* [What you are asked to do]
Which lines in the records below contain the word "dose"? Copy each one out.

* [Records that describe figures]

========================

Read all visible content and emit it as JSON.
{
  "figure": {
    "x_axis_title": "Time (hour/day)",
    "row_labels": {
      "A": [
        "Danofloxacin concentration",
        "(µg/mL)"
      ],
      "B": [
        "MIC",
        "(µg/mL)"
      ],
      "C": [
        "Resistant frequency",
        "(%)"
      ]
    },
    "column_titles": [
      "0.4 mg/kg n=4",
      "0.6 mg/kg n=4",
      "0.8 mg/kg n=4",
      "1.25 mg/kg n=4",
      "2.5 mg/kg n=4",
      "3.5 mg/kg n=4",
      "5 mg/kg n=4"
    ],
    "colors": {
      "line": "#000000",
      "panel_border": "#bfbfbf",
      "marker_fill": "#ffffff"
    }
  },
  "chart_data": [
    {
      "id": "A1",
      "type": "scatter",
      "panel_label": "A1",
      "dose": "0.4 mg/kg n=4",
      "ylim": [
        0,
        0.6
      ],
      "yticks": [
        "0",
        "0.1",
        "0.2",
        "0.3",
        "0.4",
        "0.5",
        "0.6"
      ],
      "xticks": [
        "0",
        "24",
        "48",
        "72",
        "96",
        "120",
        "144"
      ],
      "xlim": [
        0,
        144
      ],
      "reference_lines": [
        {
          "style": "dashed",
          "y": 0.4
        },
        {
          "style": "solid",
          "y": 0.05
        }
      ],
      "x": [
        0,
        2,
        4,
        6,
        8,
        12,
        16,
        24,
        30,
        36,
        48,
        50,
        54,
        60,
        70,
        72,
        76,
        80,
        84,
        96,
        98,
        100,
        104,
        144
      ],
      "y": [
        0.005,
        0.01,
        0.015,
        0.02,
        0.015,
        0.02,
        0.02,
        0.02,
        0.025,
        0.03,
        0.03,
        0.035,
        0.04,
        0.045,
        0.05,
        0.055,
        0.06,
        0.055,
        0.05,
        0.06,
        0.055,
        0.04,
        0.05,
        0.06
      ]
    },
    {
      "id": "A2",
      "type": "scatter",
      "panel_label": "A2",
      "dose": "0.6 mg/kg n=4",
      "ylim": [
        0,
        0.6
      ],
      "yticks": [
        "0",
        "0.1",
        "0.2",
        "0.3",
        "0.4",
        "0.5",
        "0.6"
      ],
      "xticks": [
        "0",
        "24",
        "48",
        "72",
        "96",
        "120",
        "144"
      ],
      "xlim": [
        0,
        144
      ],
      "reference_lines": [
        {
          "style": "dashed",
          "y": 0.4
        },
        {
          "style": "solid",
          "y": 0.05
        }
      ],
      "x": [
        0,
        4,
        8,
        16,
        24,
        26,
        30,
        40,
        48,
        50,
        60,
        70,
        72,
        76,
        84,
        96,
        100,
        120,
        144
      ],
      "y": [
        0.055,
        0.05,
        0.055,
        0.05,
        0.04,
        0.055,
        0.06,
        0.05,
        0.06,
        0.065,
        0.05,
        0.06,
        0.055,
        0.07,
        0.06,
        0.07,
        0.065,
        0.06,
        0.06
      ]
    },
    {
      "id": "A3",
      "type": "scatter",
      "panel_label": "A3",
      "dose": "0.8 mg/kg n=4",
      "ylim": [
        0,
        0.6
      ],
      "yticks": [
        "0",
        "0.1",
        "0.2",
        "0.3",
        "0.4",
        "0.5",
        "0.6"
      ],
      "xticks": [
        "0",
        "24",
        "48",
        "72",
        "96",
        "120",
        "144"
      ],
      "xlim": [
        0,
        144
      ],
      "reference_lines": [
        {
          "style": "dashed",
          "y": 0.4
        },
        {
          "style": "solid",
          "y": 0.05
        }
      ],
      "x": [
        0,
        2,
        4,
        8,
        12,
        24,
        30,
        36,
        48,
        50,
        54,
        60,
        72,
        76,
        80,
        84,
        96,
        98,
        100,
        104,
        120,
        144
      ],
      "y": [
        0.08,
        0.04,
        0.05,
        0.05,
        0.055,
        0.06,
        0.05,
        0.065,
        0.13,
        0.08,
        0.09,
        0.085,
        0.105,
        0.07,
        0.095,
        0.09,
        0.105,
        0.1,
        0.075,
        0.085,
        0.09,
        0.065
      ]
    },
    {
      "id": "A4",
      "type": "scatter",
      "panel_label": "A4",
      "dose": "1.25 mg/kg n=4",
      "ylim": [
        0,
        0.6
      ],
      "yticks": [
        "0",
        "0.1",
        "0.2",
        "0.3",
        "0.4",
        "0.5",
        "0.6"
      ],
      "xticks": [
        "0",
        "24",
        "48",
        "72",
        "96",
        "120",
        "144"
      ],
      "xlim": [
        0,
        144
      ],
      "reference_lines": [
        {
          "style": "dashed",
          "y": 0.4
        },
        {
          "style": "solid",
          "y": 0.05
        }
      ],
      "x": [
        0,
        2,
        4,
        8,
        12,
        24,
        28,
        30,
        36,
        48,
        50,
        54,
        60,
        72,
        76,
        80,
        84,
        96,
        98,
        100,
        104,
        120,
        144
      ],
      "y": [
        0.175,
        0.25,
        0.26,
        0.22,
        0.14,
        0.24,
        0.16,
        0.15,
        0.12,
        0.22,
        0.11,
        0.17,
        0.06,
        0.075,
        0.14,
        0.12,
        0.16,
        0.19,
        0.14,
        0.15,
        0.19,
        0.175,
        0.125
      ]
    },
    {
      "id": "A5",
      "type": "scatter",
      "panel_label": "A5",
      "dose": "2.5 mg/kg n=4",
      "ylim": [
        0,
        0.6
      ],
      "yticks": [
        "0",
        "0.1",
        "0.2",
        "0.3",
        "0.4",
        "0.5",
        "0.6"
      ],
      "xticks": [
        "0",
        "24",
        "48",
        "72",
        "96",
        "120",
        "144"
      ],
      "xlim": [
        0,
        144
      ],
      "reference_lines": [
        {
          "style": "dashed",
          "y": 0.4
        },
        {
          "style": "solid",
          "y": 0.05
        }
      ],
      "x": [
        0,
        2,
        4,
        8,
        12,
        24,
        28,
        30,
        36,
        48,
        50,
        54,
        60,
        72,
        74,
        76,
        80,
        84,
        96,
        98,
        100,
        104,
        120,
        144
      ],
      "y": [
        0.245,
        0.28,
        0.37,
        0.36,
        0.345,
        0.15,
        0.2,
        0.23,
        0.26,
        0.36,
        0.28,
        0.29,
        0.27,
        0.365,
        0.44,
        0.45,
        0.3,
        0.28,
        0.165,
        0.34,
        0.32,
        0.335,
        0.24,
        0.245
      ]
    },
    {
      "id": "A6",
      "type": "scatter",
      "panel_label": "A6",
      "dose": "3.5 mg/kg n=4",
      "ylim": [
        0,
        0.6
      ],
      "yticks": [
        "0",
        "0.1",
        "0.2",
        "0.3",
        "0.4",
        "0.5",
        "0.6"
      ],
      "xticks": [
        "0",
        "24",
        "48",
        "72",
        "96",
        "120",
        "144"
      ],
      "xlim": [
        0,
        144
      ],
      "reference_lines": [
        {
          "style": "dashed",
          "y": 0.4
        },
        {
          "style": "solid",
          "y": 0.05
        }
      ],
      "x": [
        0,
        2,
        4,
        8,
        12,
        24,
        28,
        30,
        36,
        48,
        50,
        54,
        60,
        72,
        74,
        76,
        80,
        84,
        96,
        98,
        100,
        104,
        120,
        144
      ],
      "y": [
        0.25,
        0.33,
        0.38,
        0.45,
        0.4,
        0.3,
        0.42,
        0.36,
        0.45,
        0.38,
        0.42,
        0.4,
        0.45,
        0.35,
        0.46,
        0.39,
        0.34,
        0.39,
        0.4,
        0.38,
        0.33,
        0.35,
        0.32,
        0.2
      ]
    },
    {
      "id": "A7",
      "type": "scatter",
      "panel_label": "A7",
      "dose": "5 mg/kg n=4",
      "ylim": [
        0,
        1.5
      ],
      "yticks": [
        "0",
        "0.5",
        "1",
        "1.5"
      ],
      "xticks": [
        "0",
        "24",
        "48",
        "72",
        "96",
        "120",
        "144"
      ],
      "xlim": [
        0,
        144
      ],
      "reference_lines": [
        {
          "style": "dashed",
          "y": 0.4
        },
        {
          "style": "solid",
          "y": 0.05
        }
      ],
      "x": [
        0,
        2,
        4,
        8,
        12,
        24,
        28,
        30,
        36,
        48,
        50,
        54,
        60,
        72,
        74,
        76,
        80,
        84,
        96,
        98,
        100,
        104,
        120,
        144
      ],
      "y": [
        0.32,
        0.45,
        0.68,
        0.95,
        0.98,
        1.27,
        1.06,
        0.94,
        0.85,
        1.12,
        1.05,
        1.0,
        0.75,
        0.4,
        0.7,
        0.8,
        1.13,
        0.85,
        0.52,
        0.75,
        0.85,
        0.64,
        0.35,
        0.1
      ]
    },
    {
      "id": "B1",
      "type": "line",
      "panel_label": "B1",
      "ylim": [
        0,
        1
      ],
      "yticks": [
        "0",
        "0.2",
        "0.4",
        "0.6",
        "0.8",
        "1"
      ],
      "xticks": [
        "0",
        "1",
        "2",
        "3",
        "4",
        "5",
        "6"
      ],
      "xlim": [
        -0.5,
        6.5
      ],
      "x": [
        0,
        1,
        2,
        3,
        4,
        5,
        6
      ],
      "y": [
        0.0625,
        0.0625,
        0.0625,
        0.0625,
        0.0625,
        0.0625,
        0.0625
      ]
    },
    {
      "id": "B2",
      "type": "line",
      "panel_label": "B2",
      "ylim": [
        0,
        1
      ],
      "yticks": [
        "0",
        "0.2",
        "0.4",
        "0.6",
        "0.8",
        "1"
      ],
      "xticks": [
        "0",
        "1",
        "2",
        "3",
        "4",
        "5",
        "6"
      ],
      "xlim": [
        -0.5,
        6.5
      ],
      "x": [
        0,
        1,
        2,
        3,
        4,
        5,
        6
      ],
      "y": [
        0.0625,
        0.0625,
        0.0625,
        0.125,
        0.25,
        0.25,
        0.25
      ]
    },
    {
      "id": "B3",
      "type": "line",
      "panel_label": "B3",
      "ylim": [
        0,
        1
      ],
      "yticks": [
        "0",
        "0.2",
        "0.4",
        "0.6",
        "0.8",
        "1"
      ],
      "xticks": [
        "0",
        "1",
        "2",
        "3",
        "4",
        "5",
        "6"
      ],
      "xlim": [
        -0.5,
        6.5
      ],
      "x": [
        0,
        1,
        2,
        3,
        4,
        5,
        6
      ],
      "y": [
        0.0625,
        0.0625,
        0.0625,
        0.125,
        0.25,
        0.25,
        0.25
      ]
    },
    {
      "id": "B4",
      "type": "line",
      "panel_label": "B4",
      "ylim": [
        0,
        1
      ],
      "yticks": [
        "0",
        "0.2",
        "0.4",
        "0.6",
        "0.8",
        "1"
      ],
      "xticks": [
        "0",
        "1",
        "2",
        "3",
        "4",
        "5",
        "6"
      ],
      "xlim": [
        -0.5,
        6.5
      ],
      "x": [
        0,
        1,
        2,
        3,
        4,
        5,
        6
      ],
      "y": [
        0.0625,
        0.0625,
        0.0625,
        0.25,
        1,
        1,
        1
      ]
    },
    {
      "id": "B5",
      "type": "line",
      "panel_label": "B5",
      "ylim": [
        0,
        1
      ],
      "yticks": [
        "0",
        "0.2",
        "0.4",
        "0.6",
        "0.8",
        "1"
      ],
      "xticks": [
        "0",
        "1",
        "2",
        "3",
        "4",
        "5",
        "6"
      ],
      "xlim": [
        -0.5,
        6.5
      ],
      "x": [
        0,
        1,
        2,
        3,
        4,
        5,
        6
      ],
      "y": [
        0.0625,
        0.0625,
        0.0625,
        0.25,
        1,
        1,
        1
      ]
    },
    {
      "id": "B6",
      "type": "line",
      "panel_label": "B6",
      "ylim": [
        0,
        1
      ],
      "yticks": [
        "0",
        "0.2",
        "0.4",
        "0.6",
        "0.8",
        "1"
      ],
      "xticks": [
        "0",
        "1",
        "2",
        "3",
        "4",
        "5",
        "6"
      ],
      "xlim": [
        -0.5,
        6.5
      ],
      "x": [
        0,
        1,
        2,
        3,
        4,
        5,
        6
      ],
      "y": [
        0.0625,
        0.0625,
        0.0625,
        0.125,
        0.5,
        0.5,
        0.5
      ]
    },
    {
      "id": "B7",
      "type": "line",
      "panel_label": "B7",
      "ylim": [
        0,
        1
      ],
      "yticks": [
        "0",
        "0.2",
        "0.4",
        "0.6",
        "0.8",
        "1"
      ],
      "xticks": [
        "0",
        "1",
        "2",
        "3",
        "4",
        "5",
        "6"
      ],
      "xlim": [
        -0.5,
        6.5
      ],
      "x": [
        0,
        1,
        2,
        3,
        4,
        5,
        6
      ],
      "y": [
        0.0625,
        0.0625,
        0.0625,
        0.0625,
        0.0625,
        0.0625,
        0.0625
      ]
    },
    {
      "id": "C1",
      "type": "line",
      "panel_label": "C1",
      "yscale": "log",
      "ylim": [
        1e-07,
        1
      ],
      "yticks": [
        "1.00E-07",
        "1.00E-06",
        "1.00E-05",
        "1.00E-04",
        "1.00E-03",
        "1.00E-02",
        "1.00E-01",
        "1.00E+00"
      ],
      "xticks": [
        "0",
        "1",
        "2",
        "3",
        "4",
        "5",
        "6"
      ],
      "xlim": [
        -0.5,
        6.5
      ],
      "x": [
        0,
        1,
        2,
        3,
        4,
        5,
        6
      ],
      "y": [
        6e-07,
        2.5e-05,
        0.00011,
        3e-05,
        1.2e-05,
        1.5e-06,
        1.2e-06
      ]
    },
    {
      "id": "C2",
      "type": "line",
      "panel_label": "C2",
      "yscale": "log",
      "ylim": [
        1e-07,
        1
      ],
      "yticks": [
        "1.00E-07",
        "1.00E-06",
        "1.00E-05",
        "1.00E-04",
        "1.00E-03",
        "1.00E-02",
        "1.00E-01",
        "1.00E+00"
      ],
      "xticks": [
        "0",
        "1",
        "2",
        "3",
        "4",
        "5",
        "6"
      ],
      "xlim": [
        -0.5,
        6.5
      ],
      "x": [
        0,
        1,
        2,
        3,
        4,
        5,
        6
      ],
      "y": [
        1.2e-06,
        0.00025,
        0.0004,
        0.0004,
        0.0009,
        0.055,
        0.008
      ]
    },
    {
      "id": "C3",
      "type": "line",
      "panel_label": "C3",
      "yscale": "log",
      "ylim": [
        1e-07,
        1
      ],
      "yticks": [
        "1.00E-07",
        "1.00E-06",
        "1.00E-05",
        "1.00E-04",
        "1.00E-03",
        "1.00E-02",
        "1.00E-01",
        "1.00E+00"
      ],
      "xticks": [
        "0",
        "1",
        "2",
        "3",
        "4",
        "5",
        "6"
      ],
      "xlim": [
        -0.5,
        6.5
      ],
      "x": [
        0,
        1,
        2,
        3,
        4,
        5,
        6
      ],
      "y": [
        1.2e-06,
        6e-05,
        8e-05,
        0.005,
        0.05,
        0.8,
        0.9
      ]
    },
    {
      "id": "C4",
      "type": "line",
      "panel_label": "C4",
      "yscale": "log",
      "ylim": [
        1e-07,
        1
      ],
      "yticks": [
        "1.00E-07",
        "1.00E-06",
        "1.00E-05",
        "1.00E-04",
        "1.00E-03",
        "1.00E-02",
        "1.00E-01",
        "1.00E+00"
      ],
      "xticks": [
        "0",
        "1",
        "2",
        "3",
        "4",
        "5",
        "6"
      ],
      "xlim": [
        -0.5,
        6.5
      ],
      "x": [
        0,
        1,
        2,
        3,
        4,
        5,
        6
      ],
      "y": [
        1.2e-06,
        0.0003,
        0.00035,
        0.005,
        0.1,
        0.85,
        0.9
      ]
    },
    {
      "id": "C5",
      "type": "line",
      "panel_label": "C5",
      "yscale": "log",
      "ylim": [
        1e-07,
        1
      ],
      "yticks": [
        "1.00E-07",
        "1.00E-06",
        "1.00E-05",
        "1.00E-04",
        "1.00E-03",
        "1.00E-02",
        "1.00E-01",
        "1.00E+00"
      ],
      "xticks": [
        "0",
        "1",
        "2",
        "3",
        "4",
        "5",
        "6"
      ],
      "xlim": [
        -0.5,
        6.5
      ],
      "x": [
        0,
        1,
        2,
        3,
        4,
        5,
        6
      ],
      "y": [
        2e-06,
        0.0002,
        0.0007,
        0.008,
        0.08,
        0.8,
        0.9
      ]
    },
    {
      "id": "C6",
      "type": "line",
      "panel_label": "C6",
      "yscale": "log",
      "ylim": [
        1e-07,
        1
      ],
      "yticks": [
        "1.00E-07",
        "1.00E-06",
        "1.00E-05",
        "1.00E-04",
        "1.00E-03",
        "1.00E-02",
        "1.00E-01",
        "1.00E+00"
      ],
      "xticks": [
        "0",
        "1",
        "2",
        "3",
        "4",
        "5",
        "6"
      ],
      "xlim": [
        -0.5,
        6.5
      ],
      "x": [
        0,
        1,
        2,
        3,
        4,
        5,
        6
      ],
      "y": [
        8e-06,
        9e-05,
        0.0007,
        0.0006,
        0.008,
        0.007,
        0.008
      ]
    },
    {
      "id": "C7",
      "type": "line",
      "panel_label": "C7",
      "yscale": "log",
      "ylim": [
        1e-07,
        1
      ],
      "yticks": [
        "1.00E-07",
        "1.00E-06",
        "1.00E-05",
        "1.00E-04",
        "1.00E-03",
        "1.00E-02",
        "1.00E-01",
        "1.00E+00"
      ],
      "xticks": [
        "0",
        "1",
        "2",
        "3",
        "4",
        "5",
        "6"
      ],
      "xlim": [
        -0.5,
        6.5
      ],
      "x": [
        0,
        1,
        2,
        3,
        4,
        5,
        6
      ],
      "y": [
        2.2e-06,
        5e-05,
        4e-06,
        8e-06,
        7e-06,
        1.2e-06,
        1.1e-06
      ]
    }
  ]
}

========================

* [Written response]
      "dose": "0.4 mg/kg n=4",
      "dose": "0.6 mg/kg n=4",
      "dose": "0.8 mg/kg n=4",
      "dose": "1.25 mg/kg n=4",
      "dose": "2.5 mg/kg n=4",
      "dose": "3.5 mg/kg n=4",
      "dose": "5 mg/kg n=4",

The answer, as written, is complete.